▶ THE EXERCISE:
Leave out the pictures; transcribe all else exactly.

▶ DATA SUPPLIED:
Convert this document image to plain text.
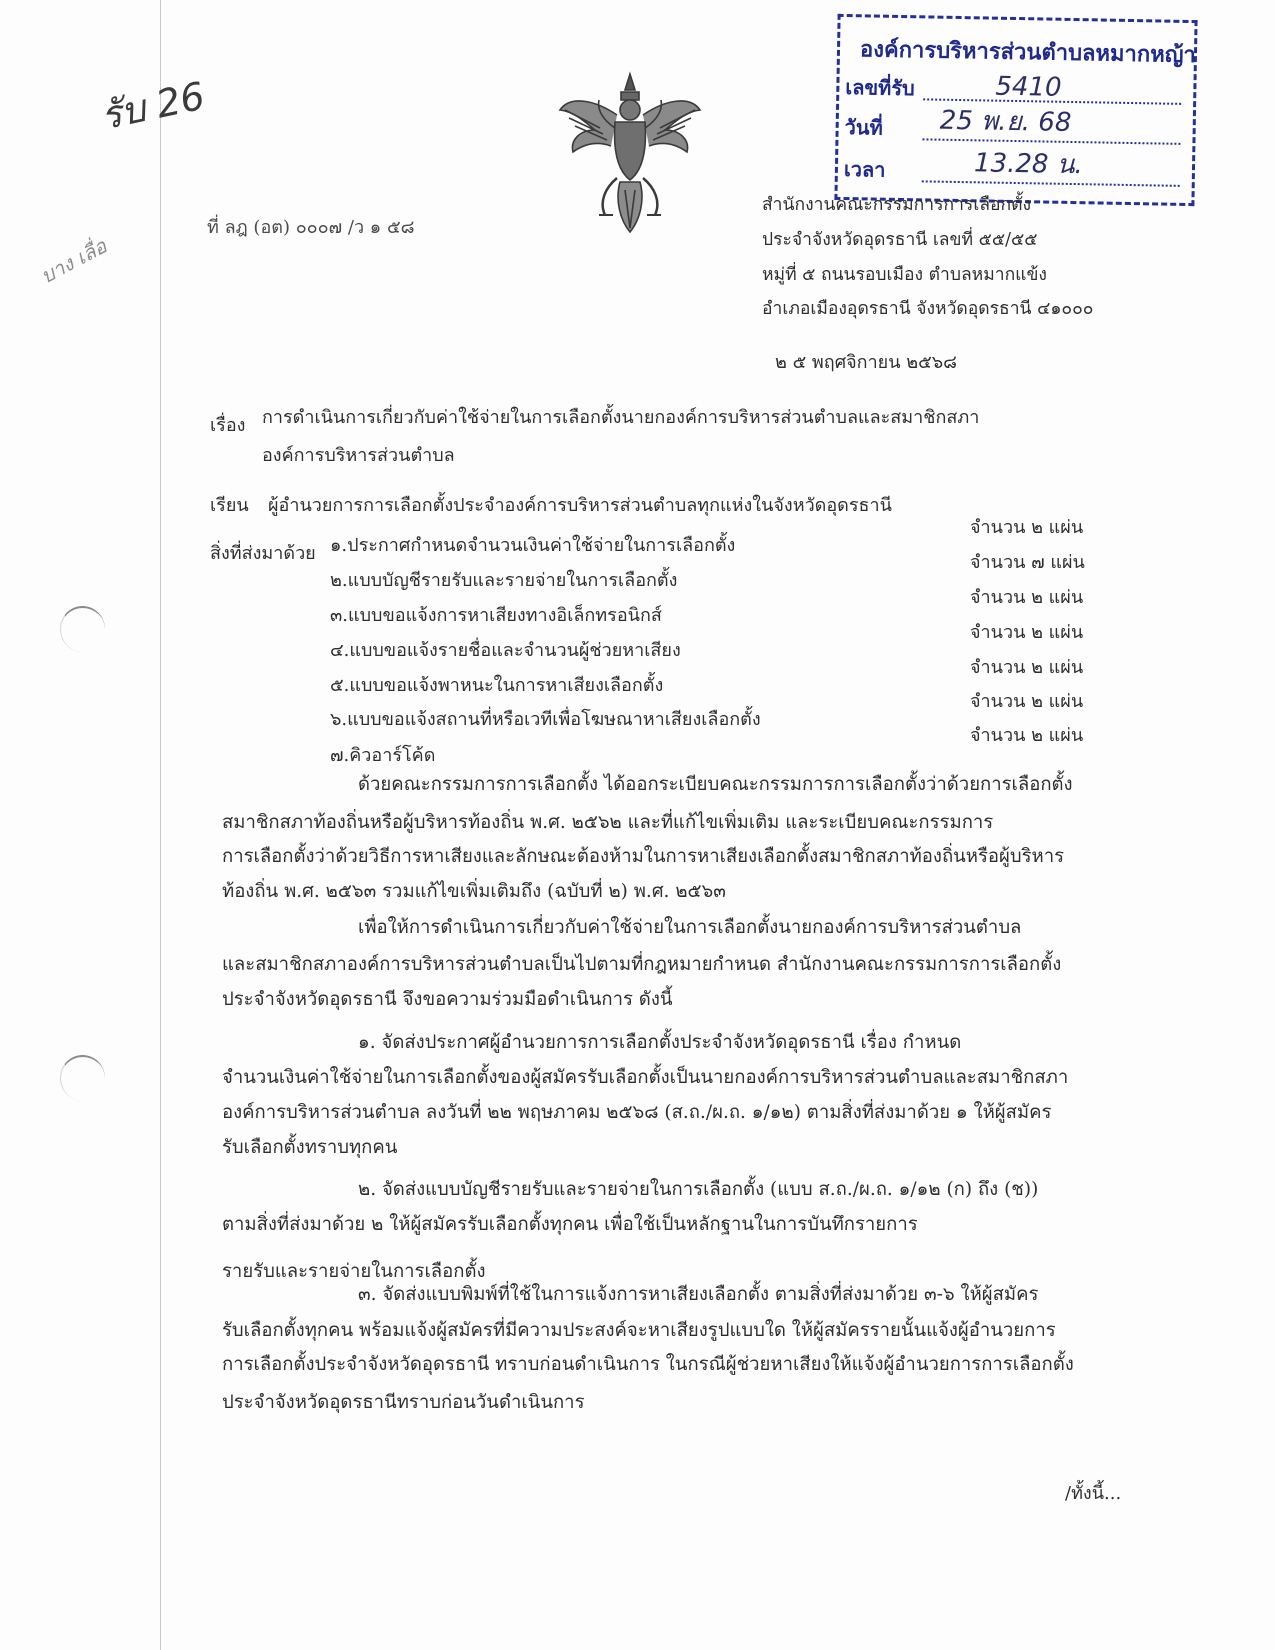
รับ 26
บาง เลื่อ
องค์การบริหารส่วนตำบลหมากหญ้า
เลขที่รับ	5410
วันที่ 25 พ.ย. 68
เวลา	13.28 น.
ที่ ลฎ (อต) ๐๐๐๗ /ว ๑ ๕๘
สำนักงานคณะกรรมการการเลือกตั้ง
ประจำจังหวัดอุดรธานี เลขที่ ๕๕/๕๕
หมู่ที่ ๕ ถนนรอบเมือง ตำบลหมากแข้ง
อำเภอเมืองอุดรธานี จังหวัดอุดรธานี ๔๑๐๐๐
๒ ๕ พฤศจิกายน ๒๕๖๘
เรื่อง การดำเนินการเกี่ยวกับค่าใช้จ่ายในการเลือกตั้งนายกองค์การบริหารส่วนตำบลและสมาชิกสภา
องค์การบริหารส่วนตำบล
เรียน ผู้อำนวยการการเลือกตั้งประจำองค์การบริหารส่วนตำบลทุกแห่งในจังหวัดอุดรธานี
สิ่งที่ส่งมาด้วย ๑.ประกาศกำหนดจำนวนเงินค่าใช้จ่ายในการเลือกตั้ง
๒.แบบบัญชีรายรับและรายจ่ายในการเลือกตั้ง
๓.แบบขอแจ้งการหาเสียงทางอิเล็กทรอนิกส์
๔.แบบขอแจ้งรายชื่อและจำนวนผู้ช่วยหาเสียง
๕.แบบขอแจ้งพาหนะในการหาเสียงเลือกตั้ง
๖.แบบขอแจ้งสถานที่หรือเวทีเพื่อโฆษณาหาเสียงเลือกตั้ง
๗.คิวอาร์โค้ด
จำนวน ๒ แผ่น
จำนวน ๗ แผ่น
จำนวน ๒ แผ่น
จำนวน ๒ แผ่น
จำนวน ๒ แผ่น
จำนวน ๒ แผ่น
จำนวน ๒ แผ่น
ด้วยคณะกรรมการการเลือกตั้ง ได้ออกระเบียบคณะกรรมการการเลือกตั้งว่าด้วยการเลือกตั้ง
สมาชิกสภาท้องถิ่นหรือผู้บริหารท้องถิ่น พ.ศ. ๒๕๖๒ และที่แก้ไขเพิ่มเติม และระเบียบคณะกรรมการ
การเลือกตั้งว่าด้วยวิธีการหาเสียงและลักษณะต้องห้ามในการหาเสียงเลือกตั้งสมาชิกสภาท้องถิ่นหรือผู้บริหาร
ท้องถิ่น พ.ศ. ๒๕๖๓ รวมแก้ไขเพิ่มเติมถึง (ฉบับที่ ๒) พ.ศ. ๒๕๖๓
เพื่อให้การดำเนินการเกี่ยวกับค่าใช้จ่ายในการเลือกตั้งนายกองค์การบริหารส่วนตำบล
และสมาชิกสภาองค์การบริหารส่วนตำบลเป็นไปตามที่กฎหมายกำหนด สำนักงานคณะกรรมการการเลือกตั้ง
ประจำจังหวัดอุดรธานี จึงขอความร่วมมือดำเนินการ ดังนี้
๑. จัดส่งประกาศผู้อำนวยการการเลือกตั้งประจำจังหวัดอุดรธานี เรื่อง กำหนด
จำนวนเงินค่าใช้จ่ายในการเลือกตั้งของผู้สมัครรับเลือกตั้งเป็นนายกองค์การบริหารส่วนตำบลและสมาชิกสภา
องค์การบริหารส่วนตำบล ลงวันที่ ๒๒ พฤษภาคม ๒๕๖๘ (ส.ถ./ผ.ถ. ๑/๑๒) ตามสิ่งที่ส่งมาด้วย ๑ ให้ผู้สมัคร
รับเลือกตั้งทราบทุกคน
๒. จัดส่งแบบบัญชีรายรับและรายจ่ายในการเลือกตั้ง (แบบ ส.ถ./ผ.ถ. ๑/๑๒ (ก) ถึง (ช))
ตามสิ่งที่ส่งมาด้วย ๒ ให้ผู้สมัครรับเลือกตั้งทุกคน เพื่อใช้เป็นหลักฐานในการบันทึกรายการ
รายรับและรายจ่ายในการเลือกตั้ง
๓. จัดส่งแบบพิมพ์ที่ใช้ในการแจ้งการหาเสียงเลือกตั้ง ตามสิ่งที่ส่งมาด้วย ๓-๖ ให้ผู้สมัคร
รับเลือกตั้งทุกคน พร้อมแจ้งผู้สมัครที่มีความประสงค์จะหาเสียงรูปแบบใด ให้ผู้สมัครรายนั้นแจ้งผู้อำนวยการ
การเลือกตั้งประจำจังหวัดอุดรธานี ทราบก่อนดำเนินการ ในกรณีผู้ช่วยหาเสียงให้แจ้งผู้อำนวยการการเลือกตั้ง
ประจำจังหวัดอุดรธานีทราบก่อนวันดำเนินการ
/ทั้งนี้...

▶ SOLUTION TO THIS EXERCISE:
Convert this document image to plain text.
รับ 26
บาง เลื่อ
องค์การบริหารส่วนตำบลหมากหญ้า
เลขที่รับ	5410
วันที่ 25 พ.ย. 68
เวลา	13.28 น.
ที่ ลฎ (อต) ๐๐๐๗ /ว ๑ ๕๘
สำนักงานคณะกรรมการการเลือกตั้ง
ประจำจังหวัดอุดรธานี เลขที่ ๕๕/๕๕
หมู่ที่ ๕ ถนนรอบเมือง ตำบลหมากแข้ง
อำเภอเมืองอุดรธานี จังหวัดอุดรธานี ๔๑๐๐๐
๒ ๕ พฤศจิกายน ๒๕๖๘
เรื่อง การดำเนินการเกี่ยวกับค่าใช้จ่ายในการเลือกตั้งนายกองค์การบริหารส่วนตำบลและสมาชิกสภา
องค์การบริหารส่วนตำบล
เรียน ผู้อำนวยการการเลือกตั้งประจำองค์การบริหารส่วนตำบลทุกแห่งในจังหวัดอุดรธานี
สิ่งที่ส่งมาด้วย ๑.ประกาศกำหนดจำนวนเงินค่าใช้จ่ายในการเลือกตั้ง
๒.แบบบัญชีรายรับและรายจ่ายในการเลือกตั้ง
๓.แบบขอแจ้งการหาเสียงทางอิเล็กทรอนิกส์
๔.แบบขอแจ้งรายชื่อและจำนวนผู้ช่วยหาเสียง
๕.แบบขอแจ้งพาหนะในการหาเสียงเลือกตั้ง
๖.แบบขอแจ้งสถานที่หรือเวทีเพื่อโฆษณาหาเสียงเลือกตั้ง
๗.คิวอาร์โค้ด
จำนวน ๒ แผ่น
จำนวน ๗ แผ่น
จำนวน ๒ แผ่น
จำนวน ๒ แผ่น
จำนวน ๒ แผ่น
จำนวน ๒ แผ่น
จำนวน ๒ แผ่น
ด้วยคณะกรรมการการเลือกตั้ง ได้ออกระเบียบคณะกรรมการการเลือกตั้งว่าด้วยการเลือกตั้ง
สมาชิกสภาท้องถิ่นหรือผู้บริหารท้องถิ่น พ.ศ. ๒๕๖๒ และที่แก้ไขเพิ่มเติม และระเบียบคณะกรรมการ
การเลือกตั้งว่าด้วยวิธีการหาเสียงและลักษณะต้องห้ามในการหาเสียงเลือกตั้งสมาชิกสภาท้องถิ่นหรือผู้บริหาร
ท้องถิ่น พ.ศ. ๒๕๖๓ รวมแก้ไขเพิ่มเติมถึง (ฉบับที่ ๒) พ.ศ. ๒๕๖๓
เพื่อให้การดำเนินการเกี่ยวกับค่าใช้จ่ายในการเลือกตั้งนายกองค์การบริหารส่วนตำบล
และสมาชิกสภาองค์การบริหารส่วนตำบลเป็นไปตามที่กฎหมายกำหนด สำนักงานคณะกรรมการการเลือกตั้ง
ประจำจังหวัดอุดรธานี จึงขอความร่วมมือดำเนินการ ดังนี้
๑. จัดส่งประกาศผู้อำนวยการการเลือกตั้งประจำจังหวัดอุดรธานี เรื่อง กำหนด
จำนวนเงินค่าใช้จ่ายในการเลือกตั้งของผู้สมัครรับเลือกตั้งเป็นนายกองค์การบริหารส่วนตำบลและสมาชิกสภา
องค์การบริหารส่วนตำบล ลงวันที่ ๒๒ พฤษภาคม ๒๕๖๘ (ส.ถ./ผ.ถ. ๑/๑๒) ตามสิ่งที่ส่งมาด้วย ๑ ให้ผู้สมัคร
รับเลือกตั้งทราบทุกคน
๒. จัดส่งแบบบัญชีรายรับและรายจ่ายในการเลือกตั้ง (แบบ ส.ถ./ผ.ถ. ๑/๑๒ (ก) ถึง (ช))
ตามสิ่งที่ส่งมาด้วย ๒ ให้ผู้สมัครรับเลือกตั้งทุกคน เพื่อใช้เป็นหลักฐานในการบันทึกรายการ
รายรับและรายจ่ายในการเลือกตั้ง
๓. จัดส่งแบบพิมพ์ที่ใช้ในการแจ้งการหาเสียงเลือกตั้ง ตามสิ่งที่ส่งมาด้วย ๓-๖ ให้ผู้สมัคร
รับเลือกตั้งทุกคน พร้อมแจ้งผู้สมัครที่มีความประสงค์จะหาเสียงรูปแบบใด ให้ผู้สมัครรายนั้นแจ้งผู้อำนวยการ
การเลือกตั้งประจำจังหวัดอุดรธานี ทราบก่อนดำเนินการ ในกรณีผู้ช่วยหาเสียงให้แจ้งผู้อำนวยการการเลือกตั้ง
ประจำจังหวัดอุดรธานีทราบก่อนวันดำเนินการ
/ทั้งนี้...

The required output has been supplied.